Copy out the stretch of lines in the records below from the line containing "x-marker-two-hop: [316, 150, 325, 159]" through the line containing "x-tick-label: 60: [424, 341, 443, 360]", character for character, including both of those lines.
*** RECORD LIST
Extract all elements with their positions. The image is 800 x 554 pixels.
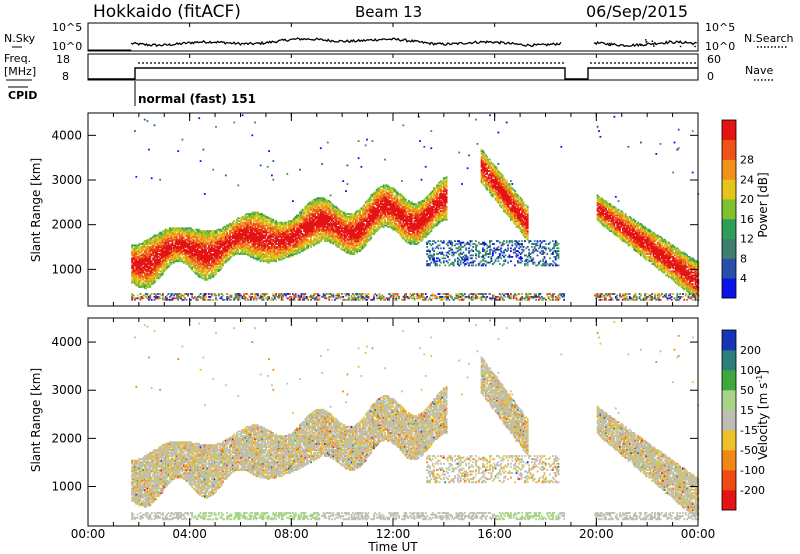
colorbar-tick: 8 (740, 252, 747, 265)
y-tick-label: 4000 (51, 335, 82, 349)
velocity-colorbar-label-end: ] (756, 370, 770, 375)
time-axis-label: Time UT (367, 540, 418, 554)
colorbar-swatch (722, 370, 736, 390)
colorbar-swatch (722, 120, 736, 140)
y-tick-label: 2000 (51, 431, 82, 445)
colorbar-swatch (722, 179, 736, 199)
y-tick-label: 2000 (51, 218, 82, 232)
velocity-colorbar-label-main: Velocity [m s (756, 383, 770, 460)
noise-left-tick-top: 10^5 (52, 21, 82, 34)
colorbar-tick: -200 (740, 484, 765, 497)
colorbar-tick: 15 (740, 404, 754, 417)
colorbar-swatch (722, 239, 736, 259)
x-tick-label: 08:00 (274, 527, 309, 541)
noise-search-label: N.Search (744, 32, 794, 45)
freq-tick-top: 18 (56, 53, 70, 66)
freq-label-2: [MHz] (4, 65, 36, 78)
noise-right-tick-top: 10^5 (705, 21, 735, 34)
power-y-label: Slant Range [km] (29, 158, 43, 262)
power-colorbar: 4 8 12 16 20 24 28 (722, 120, 754, 298)
beam-title: Beam 13 (355, 3, 422, 21)
colorbar-swatch (722, 450, 736, 470)
noise-sky-trace (88, 38, 697, 50)
y-tick-label: 1000 (51, 262, 82, 276)
nave-tick-top: 60 (707, 53, 721, 66)
colorbar-tick: 16 (740, 213, 754, 226)
noise-panel-frame (88, 23, 698, 51)
noise-sky-label: N.Sky (4, 32, 36, 45)
colorbar-tick: -100 (740, 464, 765, 477)
colorbar-swatch (722, 350, 736, 370)
noise-left-tick-bottom: 10^0 (52, 40, 82, 53)
cpid-program: normal (fast) 151 (138, 92, 256, 106)
colorbar-swatch (722, 160, 736, 180)
colorbar-swatch (722, 258, 736, 278)
colorbar-tick: 50 (740, 384, 754, 397)
colorbar-swatch (722, 430, 736, 450)
x-tick-label: 20:00 (579, 527, 614, 541)
colorbar-tick: 200 (740, 344, 761, 357)
colorbar-swatch (722, 330, 736, 350)
velocity-colorbar-label: Velocity [m s-1] (755, 370, 770, 460)
x-tick-label: 12:00 (376, 527, 411, 541)
x-tick-label: 00:00 (681, 527, 716, 541)
colorbar-tick: 4 (740, 272, 747, 285)
nave-tick-bottom: 0 (707, 70, 714, 83)
y-tick-label: 3000 (51, 383, 82, 397)
freq-tick-bottom: 8 (62, 70, 69, 83)
colorbar-swatch (722, 140, 736, 160)
freq-trace (88, 63, 698, 79)
radar-title: Hokkaido (fitACF) (93, 2, 241, 22)
x-tick-label: 16:00 (477, 527, 512, 541)
colorbar-swatch (722, 410, 736, 430)
colorbar-swatch (722, 219, 736, 239)
colorbar-swatch (722, 470, 736, 490)
plot-canvas: Hokkaido (fitACF) Beam 13 06/Sep/2015 N.… (0, 0, 800, 554)
velocity-colorbar-label-sup: -1 (755, 375, 764, 383)
colorbar-swatch (722, 490, 736, 510)
y-tick-label: 3000 (51, 173, 82, 187)
y-tick-label: 1000 (51, 480, 82, 494)
colorbar-swatch (722, 199, 736, 219)
colorbar-tick: 12 (740, 233, 754, 246)
nave-label: Nave (745, 64, 773, 77)
power-colorbar-label: Power [dB] (756, 172, 770, 237)
velocity-y-label: Slant Range [km] (29, 368, 43, 472)
colorbar-tick: 24 (740, 173, 754, 186)
x-tick-label: 04:00 (172, 527, 207, 541)
superdarn-summary-plot: Hokkaido (fitACF) Beam 13 06/Sep/2015 N.… (0, 0, 800, 554)
y-tick-label: 4000 (51, 128, 82, 142)
cpid-label: CPID (8, 89, 37, 102)
noise-right-tick-bottom: 10^0 (705, 40, 735, 53)
velocity-heatmap (131, 320, 699, 521)
colorbar-tick: 20 (740, 193, 754, 206)
date-title: 06/Sep/2015 (586, 2, 688, 21)
freq-label-1: Freq. (4, 52, 31, 65)
x-tick-label: 00:00 (71, 527, 106, 541)
colorbar-swatch (722, 390, 736, 410)
colorbar-tick: 28 (740, 154, 754, 167)
power-heatmap (131, 114, 699, 300)
colorbar-swatch (722, 278, 736, 298)
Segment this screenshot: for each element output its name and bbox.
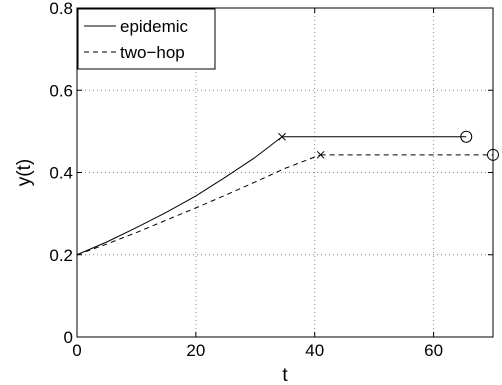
x-marker-two-hop: [316, 150, 325, 159]
axis-ticks: 0 20 40 60 0 0.2 0.4 0.6 0.8: [49, 0, 493, 360]
legend-box: [77, 8, 216, 70]
y-tick-label: 0.6: [49, 81, 73, 100]
x-marker-epidemic: [278, 132, 286, 141]
y-tick-label: 0.8: [49, 0, 73, 18]
legend: epidemic two−hop: [77, 8, 216, 70]
x-tick-label: 0: [72, 341, 81, 360]
series-line-epidemic: [76, 136, 283, 256]
legend-label-two-hop: two−hop: [120, 43, 185, 62]
x-tick-label: 60: [424, 341, 443, 360]
y-tick-label: 0.2: [49, 246, 73, 265]
legend-label-epidemic: epidemic: [120, 17, 189, 36]
y-tick-label: 0.4: [49, 164, 73, 183]
series-line-two-hop: [76, 154, 321, 256]
grid-lines: [77, 8, 493, 337]
y-tick-label: 0: [64, 328, 73, 347]
x-axis-label: t: [282, 365, 288, 385]
circle-marker-epidemic: [460, 130, 473, 143]
y-axis-label: y(t): [14, 159, 35, 186]
x-tick-label: 20: [186, 341, 205, 360]
x-tick-label: 40: [305, 341, 324, 360]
******
**THE REPLY:**
x-marker-two-hop: [316, 150, 325, 159]
axis-ticks: 0 20 40 60 0 0.2 0.4 0.6 0.8: [49, 0, 493, 360]
legend-box: [77, 8, 216, 70]
y-tick-label: 0.6: [49, 81, 73, 100]
x-marker-epidemic: [278, 132, 286, 141]
y-tick-label: 0.8: [49, 0, 73, 18]
legend: epidemic two−hop: [77, 8, 216, 70]
x-tick-label: 0: [72, 341, 81, 360]
series-line-epidemic: [76, 136, 283, 256]
legend-label-two-hop: two−hop: [120, 43, 185, 62]
x-tick-label: 60: [424, 341, 443, 360]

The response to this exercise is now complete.